## To do
Pull every line from the records below into your answer word for word, leaving the pictures out.

## Material to process
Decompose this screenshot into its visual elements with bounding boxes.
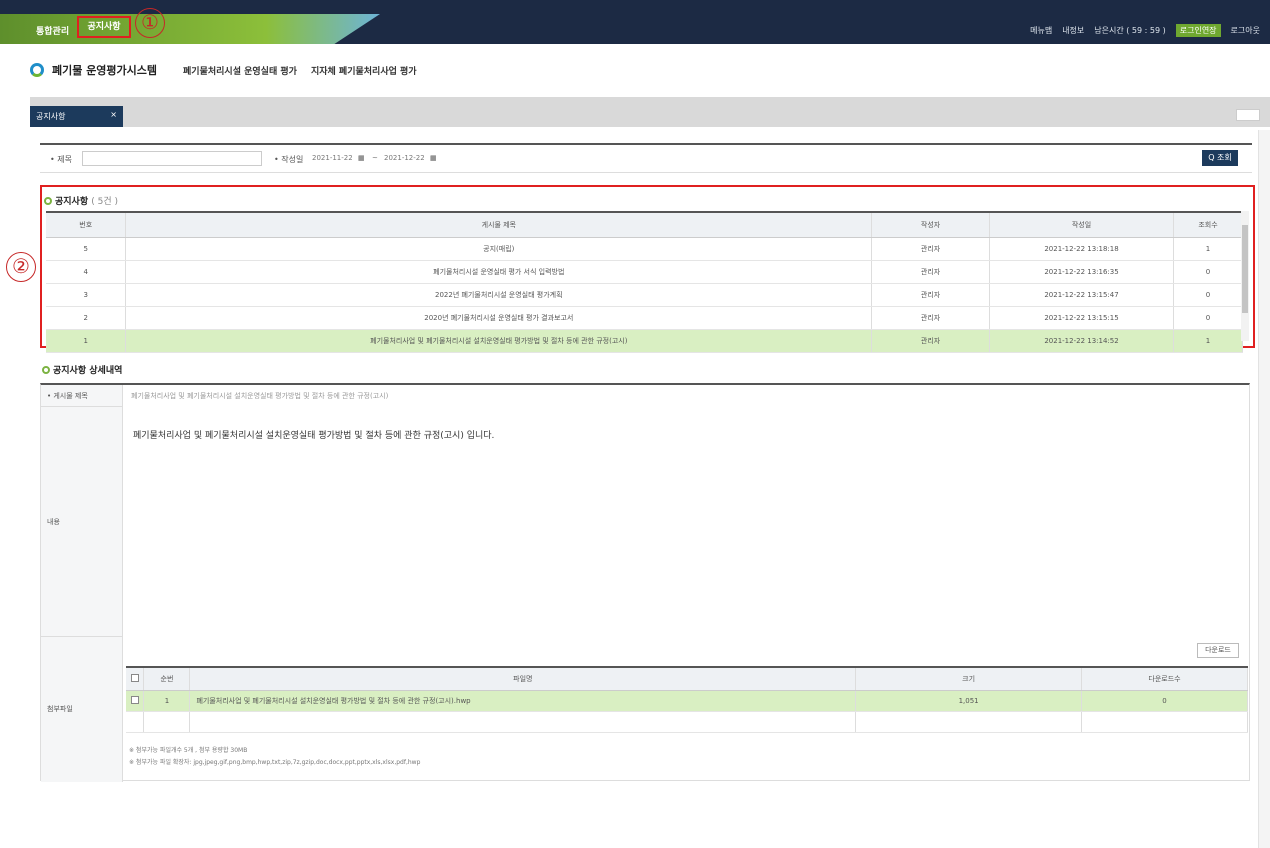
calendar-to-icon[interactable]: ▦: [430, 154, 437, 162]
table-row[interactable]: 4 폐기물처리시설 운영실태 평가 서식 입력방법 관리자 2021-12-22…: [46, 260, 1244, 284]
attachment-note-limit: ※ 첨부가능 파일개수 5개 , 첨부 용량합 30MB: [129, 747, 248, 754]
content-label: 내용: [41, 407, 123, 637]
notice-count: ( 5건 ): [91, 197, 119, 207]
table-row-selected[interactable]: 1 폐기물처리사업 및 폐기물처리시설 설치운영실태 평가방법 및 절차 등에 …: [46, 329, 1244, 353]
nav-facility-evaluation[interactable]: 폐기물처리시설 운영실태 평가: [183, 64, 297, 77]
top-right-utilities: 메뉴맵 내정보 남은시간 ( 59 : 59 ) 로그인연장 로그아웃: [1030, 24, 1260, 37]
subject-value: 폐기물처리사업 및 폐기물처리시설 설치운영실태 평가방법 및 절차 등에 관한…: [131, 392, 389, 400]
col-number: 번호: [46, 211, 127, 238]
title-filter-label: • 제목: [50, 155, 72, 164]
logo-icon: [30, 63, 44, 77]
content-body: 폐기물처리사업 및 폐기물처리시설 설치운영실태 평가방법 및 절차 등에 관한…: [133, 431, 495, 441]
table-row[interactable]: 3 2022년 폐기물처리시설 운영실태 평가계획 관리자 2021-12-22…: [46, 283, 1244, 307]
col-file-name: 파일명: [189, 666, 857, 691]
attachment-label: 첨부파일: [41, 637, 123, 782]
col-title: 게시물 제목: [125, 211, 873, 238]
subject-label: • 게시물 제목: [41, 385, 123, 407]
notice-detail-panel: • 게시물 제목 폐기물처리사업 및 폐기물처리시설 설치운영실태 평가방법 및…: [40, 383, 1250, 782]
notice-list-scrollbar[interactable]: [1241, 211, 1249, 341]
notice-table: 번호 게시물 제목 작성자 작성일 조회수 5 공지(매립) 관리자 2021-…: [46, 211, 1244, 353]
notice-list-section: 공지사항 ( 5건 ) 번호 게시물 제목 작성자 작성일 조회수 5 공지(매…: [40, 185, 1255, 353]
my-info-link[interactable]: 내정보: [1062, 25, 1084, 36]
annotation-marker-2: ②: [6, 252, 36, 282]
logout-link[interactable]: 로그아웃: [1231, 25, 1260, 36]
table-row[interactable]: 2 2020년 폐기물처리시설 운영실태 평가 결과보고서 관리자 2021-1…: [46, 306, 1244, 330]
menu-integrated-management[interactable]: 통합관리: [36, 24, 69, 37]
col-download-count: 다운로드수: [1081, 666, 1248, 691]
calendar-from-icon[interactable]: ▦: [358, 154, 365, 162]
section-bullet-icon: [44, 197, 52, 205]
col-views: 조회수: [1173, 211, 1244, 238]
tab-bar: 공지사항 ×: [30, 97, 1270, 127]
nav-local-gov-evaluation[interactable]: 지자체 폐기물처리사업 평가: [311, 64, 417, 77]
table-row[interactable]: 5 공지(매립) 관리자 2021-12-22 13:18:18 1: [46, 237, 1244, 261]
section-bullet-icon: [42, 366, 50, 374]
tab-notice-label: 공지사항: [36, 112, 66, 121]
file-row-empty: [126, 711, 1248, 733]
date-to-value[interactable]: 2021-12-22: [384, 154, 425, 162]
tab-notice[interactable]: 공지사항 ×: [30, 106, 123, 127]
attachment-table: 순번 파일명 크기 다운로드수 1 폐기물처리사업 및 폐기물처리시설 설치운영…: [126, 666, 1248, 733]
annotation-marker-1: ①: [135, 8, 165, 38]
top-bar: 통합관리 공지사항 메뉴맵 내정보 남은시간 ( 59 : 59 ) 로그인연장…: [0, 0, 1270, 44]
date-from-value[interactable]: 2021-11-22: [312, 154, 353, 162]
date-filter-label: • 작성일: [274, 155, 304, 164]
notice-list-title: 공지사항 ( 5건 ): [44, 194, 118, 207]
select-all-checkbox[interactable]: [126, 666, 145, 691]
extend-login-button[interactable]: 로그인연장: [1175, 24, 1221, 37]
page-scrollbar[interactable]: [1258, 130, 1270, 848]
date-separator: ~: [372, 154, 378, 162]
tab-scroll-controls[interactable]: [1236, 109, 1260, 121]
session-timer: 남은시간 ( 59 : 59 ): [1094, 26, 1166, 35]
scrollbar-thumb[interactable]: [1242, 225, 1248, 313]
file-name-link[interactable]: 폐기물처리사업 및 폐기물처리시설 설치운영실태 평가방법 및 절차 등에 관한…: [189, 690, 857, 712]
header-row: 폐기물 운영평가시스템 폐기물처리시설 운영실태 평가 지자체 폐기물처리사업 …: [30, 60, 417, 80]
detail-section-title: 공지사항 상세내역: [42, 363, 122, 376]
col-date: 작성일: [989, 211, 1174, 238]
attachment-note-extensions: ※ 첨부가능 파일 확장자: jpg,jpeg,gif,png,bmp,hwp,…: [129, 759, 421, 766]
col-file-number: 순번: [143, 666, 191, 691]
file-row[interactable]: 1 폐기물처리사업 및 폐기물처리시설 설치운영실태 평가방법 및 절차 등에 …: [126, 690, 1248, 712]
title-filter-input[interactable]: [82, 151, 262, 166]
download-button[interactable]: 다운로드: [1197, 643, 1239, 658]
file-checkbox[interactable]: [126, 690, 145, 712]
tab-close-icon[interactable]: ×: [110, 110, 117, 119]
menu-notice[interactable]: 공지사항: [77, 16, 131, 38]
menu-map-link[interactable]: 메뉴맵: [1030, 25, 1052, 36]
query-button[interactable]: Q 조회: [1202, 150, 1238, 166]
system-title[interactable]: 폐기물 운영평가시스템: [52, 62, 157, 78]
col-file-size: 크기: [855, 666, 1083, 691]
search-bar: • 제목 • 작성일 2021-11-22 ▦ ~ 2021-12-22 ▦ Q…: [40, 143, 1252, 173]
col-author: 작성자: [871, 211, 991, 238]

## Output
Decompose this screenshot into its visual elements with bounding boxes.
calendar-to-icon[interactable]: ▦: [430, 154, 437, 162]
table-row[interactable]: 4 폐기물처리시설 운영실태 평가 서식 입력방법 관리자 2021-12-22…: [46, 260, 1244, 284]
attachment-note-limit: ※ 첨부가능 파일개수 5개 , 첨부 용량합 30MB: [129, 747, 248, 754]
content-label: 내용: [41, 407, 123, 637]
notice-count: ( 5건 ): [91, 197, 119, 207]
table-row-selected[interactable]: 1 폐기물처리사업 및 폐기물처리시설 설치운영실태 평가방법 및 절차 등에 …: [46, 329, 1244, 353]
nav-facility-evaluation[interactable]: 폐기물처리시설 운영실태 평가: [183, 64, 297, 77]
top-right-utilities: 메뉴맵 내정보 남은시간 ( 59 : 59 ) 로그인연장 로그아웃: [1030, 24, 1260, 37]
subject-value: 폐기물처리사업 및 폐기물처리시설 설치운영실태 평가방법 및 절차 등에 관한…: [131, 392, 389, 400]
col-number: 번호: [46, 211, 127, 238]
title-filter-label: • 제목: [50, 155, 72, 164]
logo-icon: [30, 63, 44, 77]
content-body: 폐기물처리사업 및 폐기물처리시설 설치운영실태 평가방법 및 절차 등에 관한…: [133, 431, 495, 441]
table-row[interactable]: 3 2022년 폐기물처리시설 운영실태 평가계획 관리자 2021-12-22…: [46, 283, 1244, 307]
col-file-name: 파일명: [189, 666, 857, 691]
attachment-label: 첨부파일: [41, 637, 123, 782]
col-title: 게시물 제목: [125, 211, 873, 238]
subject-label: • 게시물 제목: [41, 385, 123, 407]
notice-detail-panel: • 게시물 제목 폐기물처리사업 및 폐기물처리시설 설치운영실태 평가방법 및…: [40, 383, 1250, 782]
notice-list-scrollbar[interactable]: [1241, 211, 1249, 341]
notice-table: 번호 게시물 제목 작성자 작성일 조회수 5 공지(매립) 관리자 2021-…: [46, 211, 1244, 353]
notice-list-section: 공지사항 ( 5건 ) 번호 게시물 제목 작성자 작성일 조회수 5 공지(매…: [40, 185, 1255, 353]
my-info-link[interactable]: 내정보: [1062, 25, 1084, 36]
annotation-marker-2: ②: [6, 252, 36, 282]
logout-link[interactable]: 로그아웃: [1231, 25, 1260, 36]
table-row[interactable]: 2 2020년 폐기물처리시설 운영실태 평가 결과보고서 관리자 2021-1…: [46, 306, 1244, 330]
menu-integrated-management[interactable]: 통합관리: [36, 24, 69, 37]
col-download-count: 다운로드수: [1081, 666, 1248, 691]
calendar-from-icon[interactable]: ▦: [358, 154, 365, 162]
section-bullet-icon: [44, 197, 52, 205]
col-views: 조회수: [1173, 211, 1244, 238]
tab-bar: 공지사항 ×: [30, 97, 1270, 127]
nav-local-gov-evaluation[interactable]: 지자체 폐기물처리사업 평가: [311, 64, 417, 77]
table-row[interactable]: 5 공지(매립) 관리자 2021-12-22 13:18:18 1: [46, 237, 1244, 261]
section-bullet-icon: [42, 366, 50, 374]
tab-notice-label: 공지사항: [36, 112, 66, 121]
file-row-empty: [126, 711, 1248, 733]
date-to-value[interactable]: 2021-12-22: [384, 154, 425, 162]
tab-notice[interactable]: 공지사항 ×: [30, 106, 123, 127]
attachment-table: 순번 파일명 크기 다운로드수 1 폐기물처리사업 및 폐기물처리시설 설치운영…: [126, 666, 1248, 733]
annotation-marker-1: ①: [135, 8, 165, 38]
top-bar: 통합관리 공지사항 메뉴맵 내정보 남은시간 ( 59 : 59 ) 로그인연장…: [0, 0, 1270, 44]
date-from-value[interactable]: 2021-11-22: [312, 154, 353, 162]
date-filter-label: • 작성일: [274, 155, 304, 164]
notice-list-title: 공지사항 ( 5건 ): [44, 194, 118, 207]
select-all-checkbox[interactable]: [126, 666, 145, 691]
extend-login-button[interactable]: 로그인연장: [1175, 24, 1221, 37]
page-scrollbar[interactable]: [1258, 130, 1270, 848]
date-separator: ~: [372, 154, 378, 162]
tab-scroll-controls[interactable]: [1236, 109, 1260, 121]
session-timer: 남은시간 ( 59 : 59 ): [1094, 26, 1166, 35]
scrollbar-thumb[interactable]: [1242, 225, 1248, 313]
file-name-link[interactable]: 폐기물처리사업 및 폐기물처리시설 설치운영실태 평가방법 및 절차 등에 관한…: [189, 690, 857, 712]
header-row: 폐기물 운영평가시스템 폐기물처리시설 운영실태 평가 지자체 폐기물처리사업 …: [30, 60, 417, 80]
detail-section-title: 공지사항 상세내역: [42, 363, 122, 376]
col-date: 작성일: [989, 211, 1174, 238]
attachment-note-extensions: ※ 첨부가능 파일 확장자: jpg,jpeg,gif,png,bmp,hwp,…: [129, 759, 421, 766]
col-file-number: 순번: [143, 666, 191, 691]
file-row[interactable]: 1 폐기물처리사업 및 폐기물처리시설 설치운영실태 평가방법 및 절차 등에 …: [126, 690, 1248, 712]
title-filter-input[interactable]: [82, 151, 262, 166]
download-button[interactable]: 다운로드: [1197, 643, 1239, 658]
file-checkbox[interactable]: [126, 690, 145, 712]
tab-close-icon[interactable]: ×: [110, 110, 117, 119]
menu-notice[interactable]: 공지사항: [77, 16, 131, 38]
menu-map-link[interactable]: 메뉴맵: [1030, 25, 1052, 36]
query-button[interactable]: Q 조회: [1202, 150, 1238, 166]
system-title[interactable]: 폐기물 운영평가시스템: [52, 62, 157, 78]
col-file-size: 크기: [855, 666, 1083, 691]
search-bar: • 제목 • 작성일 2021-11-22 ▦ ~ 2021-12-22 ▦ Q…: [40, 143, 1252, 173]
col-author: 작성자: [871, 211, 991, 238]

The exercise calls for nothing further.